▸ **WHAT NEEDS TO BE DONE**
Recast the records, from the start through the line containing "term: statement [205,351,254,363]", inclusive, as a JSON list of strings with one string per line, leaving out blank lines.

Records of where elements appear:
——

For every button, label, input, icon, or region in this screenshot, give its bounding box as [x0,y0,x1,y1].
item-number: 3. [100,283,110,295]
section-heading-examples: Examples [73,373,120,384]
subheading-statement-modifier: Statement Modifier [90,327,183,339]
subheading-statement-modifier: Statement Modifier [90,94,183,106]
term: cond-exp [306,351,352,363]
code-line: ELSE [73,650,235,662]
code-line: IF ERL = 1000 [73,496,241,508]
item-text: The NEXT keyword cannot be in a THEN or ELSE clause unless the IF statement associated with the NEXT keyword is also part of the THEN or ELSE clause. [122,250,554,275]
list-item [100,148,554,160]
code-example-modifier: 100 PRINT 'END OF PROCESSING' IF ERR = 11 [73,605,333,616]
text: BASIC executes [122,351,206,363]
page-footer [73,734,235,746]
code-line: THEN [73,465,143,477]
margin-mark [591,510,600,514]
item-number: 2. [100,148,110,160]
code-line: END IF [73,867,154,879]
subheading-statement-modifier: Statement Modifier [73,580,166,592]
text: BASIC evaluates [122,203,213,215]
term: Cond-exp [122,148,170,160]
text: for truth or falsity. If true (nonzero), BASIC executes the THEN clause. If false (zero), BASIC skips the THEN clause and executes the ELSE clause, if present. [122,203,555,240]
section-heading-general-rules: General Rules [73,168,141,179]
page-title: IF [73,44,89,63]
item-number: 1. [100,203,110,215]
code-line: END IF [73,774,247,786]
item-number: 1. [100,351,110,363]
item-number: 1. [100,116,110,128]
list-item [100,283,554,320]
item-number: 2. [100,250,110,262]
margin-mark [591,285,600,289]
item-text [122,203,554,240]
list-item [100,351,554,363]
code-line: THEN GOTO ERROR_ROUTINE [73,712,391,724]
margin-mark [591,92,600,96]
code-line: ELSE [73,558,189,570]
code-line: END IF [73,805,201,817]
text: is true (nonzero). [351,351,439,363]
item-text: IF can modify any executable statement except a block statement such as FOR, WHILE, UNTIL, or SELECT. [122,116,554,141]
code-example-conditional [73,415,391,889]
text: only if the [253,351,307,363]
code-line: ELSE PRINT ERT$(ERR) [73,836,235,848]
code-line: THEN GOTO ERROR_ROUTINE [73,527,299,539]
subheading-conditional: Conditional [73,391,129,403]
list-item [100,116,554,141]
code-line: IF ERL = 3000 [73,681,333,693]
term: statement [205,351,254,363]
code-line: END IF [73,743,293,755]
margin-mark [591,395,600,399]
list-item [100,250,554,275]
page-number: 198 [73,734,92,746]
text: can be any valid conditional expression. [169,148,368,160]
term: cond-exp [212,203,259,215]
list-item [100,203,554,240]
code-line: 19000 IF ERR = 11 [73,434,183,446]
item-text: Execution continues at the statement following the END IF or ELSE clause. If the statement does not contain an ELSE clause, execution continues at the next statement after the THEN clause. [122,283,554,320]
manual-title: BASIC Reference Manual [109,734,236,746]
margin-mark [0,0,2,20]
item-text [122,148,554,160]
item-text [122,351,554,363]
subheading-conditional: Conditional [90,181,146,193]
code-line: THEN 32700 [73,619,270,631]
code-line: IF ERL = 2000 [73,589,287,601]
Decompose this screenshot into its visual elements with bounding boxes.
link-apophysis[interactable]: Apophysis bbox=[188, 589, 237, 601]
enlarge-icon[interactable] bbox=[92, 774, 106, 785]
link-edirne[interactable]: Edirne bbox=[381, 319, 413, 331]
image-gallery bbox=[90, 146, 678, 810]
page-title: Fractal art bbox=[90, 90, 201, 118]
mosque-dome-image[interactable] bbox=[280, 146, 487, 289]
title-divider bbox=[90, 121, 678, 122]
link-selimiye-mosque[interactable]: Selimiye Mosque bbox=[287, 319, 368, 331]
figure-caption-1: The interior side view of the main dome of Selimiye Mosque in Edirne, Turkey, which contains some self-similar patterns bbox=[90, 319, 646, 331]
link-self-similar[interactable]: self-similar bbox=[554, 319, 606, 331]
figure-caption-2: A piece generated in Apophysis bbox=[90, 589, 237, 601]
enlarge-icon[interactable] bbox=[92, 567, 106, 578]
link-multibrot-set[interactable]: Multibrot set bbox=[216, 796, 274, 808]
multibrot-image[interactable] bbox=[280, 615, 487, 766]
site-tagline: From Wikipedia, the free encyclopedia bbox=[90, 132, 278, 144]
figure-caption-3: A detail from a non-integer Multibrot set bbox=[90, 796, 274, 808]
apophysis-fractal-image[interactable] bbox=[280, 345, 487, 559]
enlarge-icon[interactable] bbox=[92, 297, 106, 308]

——

▸ **SOLUTION TO THIS TASK**
[
  "For every button, label, input, icon, or region in this screenshot, give its bounding box as [x0,y0,x1,y1].",
  "item-number: 3. [100,283,110,295]",
  "section-heading-examples: Examples [73,373,120,384]",
  "subheading-statement-modifier: Statement Modifier [90,327,183,339]",
  "subheading-statement-modifier: Statement Modifier [90,94,183,106]",
  "term: cond-exp [306,351,352,363]",
  "code-line: ELSE [73,650,235,662]",
  "code-line: IF ERL = 1000 [73,496,241,508]",
  "item-text: The NEXT keyword cannot be in a THEN or ELSE clause unless the IF statement associated with the NEXT keyword is also part of the THEN or ELSE clause. [122,250,554,275]",
  "list-item [100,148,554,160]",
  "code-example-modifier: 100 PRINT 'END OF PROCESSING' IF ERR = 11 [73,605,333,616]",
  "text: BASIC executes [122,351,206,363]",
  "page-footer [73,734,235,746]",
  "code-line: THEN [73,465,143,477]",
  "margin-mark [591,510,600,514]",
  "item-number: 2. [100,148,110,160]",
  "code-line: END IF [73,867,154,879]",
  "subheading-statement-modifier: Statement Modifier [73,580,166,592]",
  "text: BASIC evaluates [122,203,213,215]",
  "term: Cond-exp [122,148,170,160]",
  "text: for truth or falsity. If true (nonzero), BASIC executes the THEN clause. If false (zero), BASIC skips the THEN clause and executes the ELSE clause, if present. [122,203,555,240]",
  "section-heading-general-rules: General Rules [73,168,141,179]",
  "page-title: IF [73,44,89,63]",
  "item-number: 1. [100,203,110,215]",
  "code-line: END IF [73,774,247,786]",
  "item-number: 1. [100,351,110,363]",
  "item-number: 1. [100,116,110,128]",
  "list-item [100,283,554,320]",
  "item-number: 2. [100,250,110,262]",
  "margin-mark [591,285,600,289]",
  "item-text [122,203,554,240]",
  "list-item [100,351,554,363]",
  "code-line: THEN GOTO ERROR_ROUTINE [73,712,391,724]",
  "margin-mark [591,92,600,96]",
  "code-line: ELSE [73,558,189,570]",
  "code-line: END IF [73,805,201,817]",
  "text: is true (nonzero). [351,351,439,363]",
  "item-text: IF can modify any executable statement except a block statement such as FOR, WHILE, UNTIL, or SELECT. [122,116,554,141]",
  "code-example-conditional [73,415,391,889]",
  "text: only if the [253,351,307,363]",
  "code-line: ELSE PRINT ERT$(ERR) [73,836,235,848]",
  "code-line: THEN GOTO ERROR_ROUTINE [73,527,299,539]",
  "subheading-conditional: Conditional [73,391,129,403]",
  "list-item [100,116,554,141]",
  "code-line: IF ERL = 3000 [73,681,333,693]",
  "term: statement [205,351,254,363]"
]